Saved entries:
- - -
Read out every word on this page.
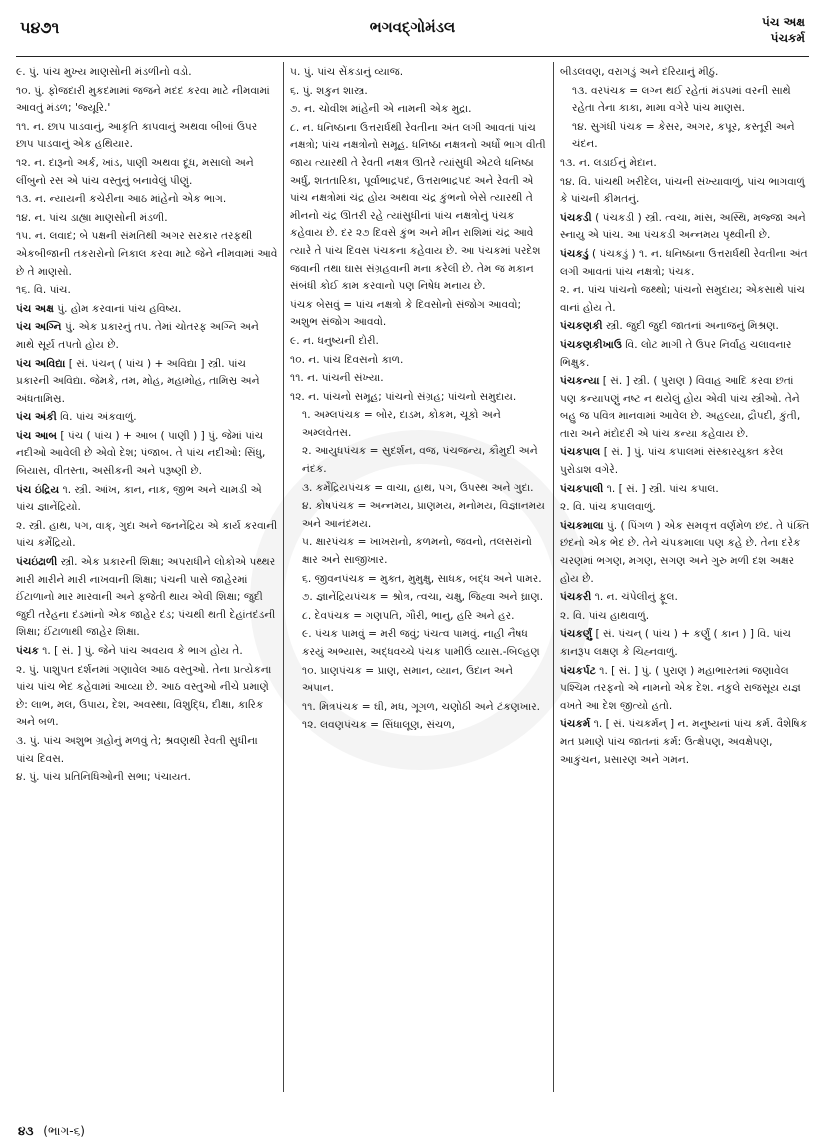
૫૪૭૧	ભગવદ્ગોમંડલ	પંચ અક્ષ
પંચકર્મ
૯. પું. પાંચ મુખ્ય માણસોની મંડળીનો વડો.
૧૦. પું. ફોજદારી મુકદમામાં જજને મદદ કરવા માટે નીમવામાં આવતું મંડળ; 'જ્યૂરિ.'
૧૧. ન. છાપ પાડવાનું, આકૃતિ કાપવાનું અથવા બીબાં ઉપર છાપ પાડવાનું એક હથિયાર.
૧૨. ન. દારૂનો અર્ક, ખાંડ, પાણી અથવા દૂધ, મસાલો અને લીંબુનો રસ એ પાંચ વસ્તુનું બનાવેલું પીણું.
૧૩. ન. ન્યાયની કચેરીના આઠ માંહેનો એક ભાગ.
૧૪. ન. પાંચ ડાહ્યા માણસોની મંડળી.
૧૫. ન. લવાદ; બે પક્ષની સંમતિથી અગર સરકાર તરફથી એકબીજાની તકરારોનો નિકાલ કરવા માટે જેને નીમવામાં આવે છે તે માણસો.
૧૬. વિ. પાંચ.
પંચ અક્ષ પું. હોમ કરવાનાં પાંચ હવિષ્ય.
પંચ અગ્નિ પું. એક પ્રકારનું તપ. તેમાં ચોતરફ અગ્નિ અને માથે સૂર્ય તપતો હોય છે.
પંચ અવિદ્યા [ સં. પંચન્ ( પાંચ ) + અવિદ્યા ] સ્ત્રી. પાંચ પ્રકારની અવિદ્યા. જેમકે, તમ, મોહ, મહામોહ, તામિસ્ર અને અંધતામિસ્ર.
પંચ અંકી વિ. પાંચ અંકવાળું.
પંચ આબ [ પંચ ( પાંચ ) + આબ ( પાણી ) ] પું. જેમાં પાંચ નદીઓ આવેલી છે એવો દેશ; પંજાબ. તે પાંચ નદીઓ: સિંધુ, બિયાસ, વીતસ્તા, અસીકની અને પરૂષ્ણી છે.
પંચ ઇંદ્રિય ૧. સ્ત્રી. આંખ, કાન, નાક, જીભ અને ચામડી એ પાંચ જ્ઞાનેંદ્રિયો.
૨. સ્ત્રી. હાથ, પગ, વાક્, ગુદા અને જનનેંદ્રિય એ કાર્ય કરવાની પાંચ કર્મેંદ્રિયો.
પંચઇંઢાળી સ્ત્રી. એક પ્રકારની શિક્ષા; અપરાધીને લોકોએ પથ્થર મારી મારીને મારી નાખવાની શિક્ષા; પંચની પાસે જાહેરમાં ઈંટાળાનો માર મારવાની અને ફજેતી થાય એવી શિક્ષા; જુદી જુદી તરેહના દંડમાંનો એક જાહેર દંડ; પંચથી થતી દેહાંતદંડની શિક્ષા; ઈંટાળાથી જાહેર શિક્ષા.
પંચક ૧. [ સં. ] પું. જેને પાંચ અવયવ કે ભાગ હોય તે.
૨. પું. પાશુપત દર્શનમાં ગણાવેલ આઠ વસ્તુઓ. તેના પ્રત્યેકના પાંચ પાંચ ભેદ કહેવામાં આવ્યા છે. આઠ વસ્તુઓ નીચે પ્રમાણે છે: લાભ, મલ, ઉપાય, દેશ, અવસ્થા, વિશુદ્ધિ, દીક્ષા, કારિક અને બળ.
૩. પું. પાંચ અશુભ ગ્રહોનું મળવું તે; શ્રવણથી રેવતી સુધીના પાંચ દિવસ.
૪. પું. પાંચ પ્રતિનિધિઓની સભા; પંચાયત.
૫. પું. પાંચ સેંકડાનું વ્યાજ.
૬. પું. શકુન શાસ્ત્ર.
૭. ન. ચોવીશ માંહેની એ નામની એક મુદ્રા.
૮. ન. ધનિષ્ઠાના ઉત્તરાર્ધથી રેવતીના અંત લગી આવતાં પાંચ નક્ષત્રો; પાંચ નક્ષત્રોનો સમૂહ. ધનિષ્ઠા નક્ષત્રનો અર્ધો ભાગ વીતી જાય ત્યારથી તે રેવતી નક્ષત્ર ઊતરે ત્યાંસુધી એટલે ધનિષ્ઠા અર્ધું, શતતારિકા, પૂર્વાભાદ્રપદ, ઉત્તરાભાદ્રપદ અને રેવતી એ પાંચ નક્ષત્રોમાં ચંદ્ર હોય અથવા ચંદ્ર કુંભનો બેસે ત્યારથી તે મીનનો ચંદ્ર ઊતરી રહે ત્યાંસુધીનાં પાંચ નક્ષત્રોનું પંચક કહેવાય છે. દર ૨૭ દિવસે કુંભ અને મીન રાશિમાં ચંદ્ર આવે ત્યારે તે પાંચ દિવસ પંચકના કહેવાય છે. આ પંચકમાં પરદેશ જવાની તથા ઘાસ સંગ્રહવાની મના કરેલી છે. તેમ જ મકાન સંબંધી કોઈ કામ કરવાનો પણ નિષેધ મનાય છે.
પંચક બેસવું = પાંચ નક્ષત્રો કે દિવસોનો સંજોગ આવવો; અશુભ સંજોગ આવવો.
૯. ન. ધનુષ્યની દોરી.
૧૦. ન. પાંચ દિવસનો કાળ.
૧૧. ન. પાંચની સંખ્યા.
૧૨. ન. પાંચનો સમૂહ; પાંચનો સંગ્રહ; પાંચનો સમુદાય.
૧. અમ્લપંચક = બોર, દાડમ, કોકમ, ચૂકો અને અમ્લવેતસ.
૨. આયુધપંચક = સુદર્શન, વજ, પંચજન્ય, કૌમુદી અને નંદક.
૩. કર્મેંદ્રિયપંચક = વાચા, હાથ, પગ, ઉપસ્થ અને ગુદા.
૪. કોષપંચક = અન્નમય, પ્રાણમય, મનોમય, વિજ્ઞાનમય અને આનંદમય.
૫. ક્ષારપંચક = ખાખરાનો, કળમનો, જવનો, તલસરાંનો ક્ષાર અને સાજીખાર.
૬. જીવનપંચક = મુક્ત, મુમુક્ષુ, સાધક, બદ્ધ અને પામર.
૭. જ્ઞાનેંદ્રિયપંચક = શ્રોત્ર, ત્વચા, ચક્ષુ, જિહ્વા અને ઘ્રાણ.
૮. દેવપંચક = ગણપતિ, ગૌરી, ભાનુ, હરિ અને હર.
૯. પંચક પામવું = મરી જવું; પંચત્વ પામવું. નાહી નૈષધ કરયું અભ્યાસ, અદ્ધવચ્ચે પંચક પામીઉં વ્યાસ.-બિલ્હણ
૧૦. પ્રાણપંચક = પ્રાણ, સમાન, વ્યાન, ઉદાન અને અપાન.
૧૧. મિત્રપંચક = ઘી, મધ, ગૂગળ, ચણોઠી અને ટંકણખાર.
૧૨. લવણપંચક = સિંધાલૂણ, સંચળ,
બીડલવણ, વરાગડું અને દરિયાનું મીઠું.
૧૩. વરપંચક = લગ્ન થઈ રહેતાં મંડપમાં વરની સાથે રહેતા તેના કાકા, મામા વગેરે પાંચ માણસ.
૧૪. સુગંધી પંચક = કેસર, અગર, કપૂર, કસ્તૂરી અને ચંદન.
૧૩. ન. લડાઈનું મેદાન.
૧૪. વિ. પાંચથી ખરીદેલ, પાંચની સંખ્યાવાળું, પાંચ ભાગવાળું કે પાંચની કીમતનું.
પંચકડી ( પંચકડી ) સ્ત્રી. ત્વચા, માંસ, અસ્થિ, મજ્જા અને સ્નાયુ એ પાંચ. આ પંચકડી અન્નમય પૃથ્વીની છે.
પંચકડું ( પંચકડું ) ૧. ન. ધનિષ્ઠાના ઉત્તરાર્ધથી રેવતીના અંત લગી આવતાં પાંચ નક્ષત્રો; પંચક.
૨. ન. પાંચ પાંચનો જથ્થો; પાંચનો સમુદાય; એકસાથે પાંચ વાનાં હોય તે.
પંચકણકી સ્ત્રી. જુદી જુદી જાતનાં અનાજનું મિશ્રણ.
પંચકણકીખાઉ વિ. લોટ માગી તે ઉપર નિર્વાહ ચલાવનાર ભિક્ષુક.
પંચકન્યા [ સં. ] સ્ત્રી. ( પુરાણ ) વિવાહ આદિ કરવા છતાં પણ કન્યાપણું નષ્ટ ન થયેલું હોય એવી પાંચ સ્ત્રીઓ. તેને બહુ જ પવિત્ર માનવામાં આવેલ છે. અહલ્યા, દ્રૌપદી, કુંતી, તારા અને મંદોદરી એ પાંચ કન્યા કહેવાય છે.
પંચકપાલ [ સં. ] પું. પાંચ કપાલમાં સંસ્કારયુક્ત કરેલ પુરોડાશ વગેરે.
પંચકપાલી ૧. [ સં. ] સ્ત્રી. પાંચ કપાલ.
૨. વિ. પાંચ કપાલવાળું.
પંચકમાલા પું. ( પિંગળ ) એક સમવૃત્ત વર્ણમેળ છંદ. તે પંક્તિ છંદનો એક ભેદ છે. તેને ચંપકમાલા પણ કહે છે. તેના દરેક ચરણમાં ભગણ, મગણ, સગણ અને ગુરુ મળી દશ અક્ષર હોય છે.
પંચકરી ૧. ન. ચંપેલીનું ફૂલ.
૨. વિ. પાંચ હાથવાળું.
પંચકર્ણું [ સં. પંચન્ ( પાંચ ) + કર્ણું ( કાન ) ] વિ. પાંચ કાનરૂપ લક્ષણ કે ચિહ્નવાળું.
પંચકર્પટ ૧. [ સં. ] પું. ( પુરાણ ) મહાભારતમાં જણાવેલ પશ્ચિમ તરફનો એ નામનો એક દેશ. નકુલે રાજસૂય યજ્ઞ વખતે આ દેશ જીત્યો હતો.
પંચકર્મ ૧. [ સં. પંચકર્મન્ ] ન. મનુષ્યનાં પાંચ કર્મ. વૈશેષિક મત પ્રમાણે પાંચ જાતનાં કર્મ: ઉત્ક્ષેપણ, અવક્ષેપણ, આકુંચન, પ્રસારણ અને ગમન.
૪૩ (ભાગ-૬)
- - -
▸ Goal of the exercise
State how many lines of the data include the word "ચકણક", with nothing else.

▸ Exercise answer
2